▸ **EXERCISE**
Copy each entry as it stands, leaving nothing out.

-=-=-

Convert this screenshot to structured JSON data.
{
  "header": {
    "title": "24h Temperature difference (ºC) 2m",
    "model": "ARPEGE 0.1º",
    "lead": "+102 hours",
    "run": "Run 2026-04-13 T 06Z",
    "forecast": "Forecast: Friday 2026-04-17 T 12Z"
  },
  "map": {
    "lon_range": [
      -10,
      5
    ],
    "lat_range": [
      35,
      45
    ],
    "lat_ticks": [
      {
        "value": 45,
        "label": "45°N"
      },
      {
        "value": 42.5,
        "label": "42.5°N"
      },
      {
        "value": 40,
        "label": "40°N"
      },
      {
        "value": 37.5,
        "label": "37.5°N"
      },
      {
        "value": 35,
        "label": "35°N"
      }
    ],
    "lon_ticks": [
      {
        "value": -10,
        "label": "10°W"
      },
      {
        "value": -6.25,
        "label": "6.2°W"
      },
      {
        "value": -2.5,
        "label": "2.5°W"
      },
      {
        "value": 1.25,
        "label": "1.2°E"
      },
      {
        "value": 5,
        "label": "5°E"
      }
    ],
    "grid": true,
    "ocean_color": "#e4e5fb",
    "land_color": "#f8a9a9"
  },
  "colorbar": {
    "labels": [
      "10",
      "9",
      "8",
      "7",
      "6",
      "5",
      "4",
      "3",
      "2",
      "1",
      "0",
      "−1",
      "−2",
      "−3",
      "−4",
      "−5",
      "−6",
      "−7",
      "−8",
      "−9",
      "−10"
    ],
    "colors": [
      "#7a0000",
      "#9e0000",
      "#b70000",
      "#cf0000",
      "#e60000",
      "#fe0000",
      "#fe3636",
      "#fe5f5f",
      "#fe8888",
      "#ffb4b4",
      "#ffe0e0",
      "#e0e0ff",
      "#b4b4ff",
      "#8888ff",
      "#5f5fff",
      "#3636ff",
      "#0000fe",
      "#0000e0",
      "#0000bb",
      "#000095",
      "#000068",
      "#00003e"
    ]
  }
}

-=-=-

▸ **TASK ANSWER**
Convert this screenshot to structured JSON data.
{
  "header": {
    "title": "24h Temperature difference (ºC) 2m",
    "model": "ARPEGE 0.1º",
    "lead": "+102 hours",
    "run": "Run 2026-04-13 T 06Z",
    "forecast": "Forecast: Friday 2026-04-17 T 12Z"
  },
  "map": {
    "lon_range": [
      -10,
      5
    ],
    "lat_range": [
      35,
      45
    ],
    "lat_ticks": [
      {
        "value": 45,
        "label": "45°N"
      },
      {
        "value": 42.5,
        "label": "42.5°N"
      },
      {
        "value": 40,
        "label": "40°N"
      },
      {
        "value": 37.5,
        "label": "37.5°N"
      },
      {
        "value": 35,
        "label": "35°N"
      }
    ],
    "lon_ticks": [
      {
        "value": -10,
        "label": "10°W"
      },
      {
        "value": -6.25,
        "label": "6.2°W"
      },
      {
        "value": -2.5,
        "label": "2.5°W"
      },
      {
        "value": 1.25,
        "label": "1.2°E"
      },
      {
        "value": 5,
        "label": "5°E"
      }
    ],
    "grid": true,
    "ocean_color": "#e4e5fb",
    "land_color": "#f8a9a9"
  },
  "colorbar": {
    "labels": [
      "10",
      "9",
      "8",
      "7",
      "6",
      "5",
      "4",
      "3",
      "2",
      "1",
      "0",
      "−1",
      "−2",
      "−3",
      "−4",
      "−5",
      "−6",
      "−7",
      "−8",
      "−9",
      "−10"
    ],
    "colors": [
      "#7a0000",
      "#9e0000",
      "#b70000",
      "#cf0000",
      "#e60000",
      "#fe0000",
      "#fe3636",
      "#fe5f5f",
      "#fe8888",
      "#ffb4b4",
      "#ffe0e0",
      "#e0e0ff",
      "#b4b4ff",
      "#8888ff",
      "#5f5fff",
      "#3636ff",
      "#0000fe",
      "#0000e0",
      "#0000bb",
      "#000095",
      "#000068",
      "#00003e"
    ]
  }
}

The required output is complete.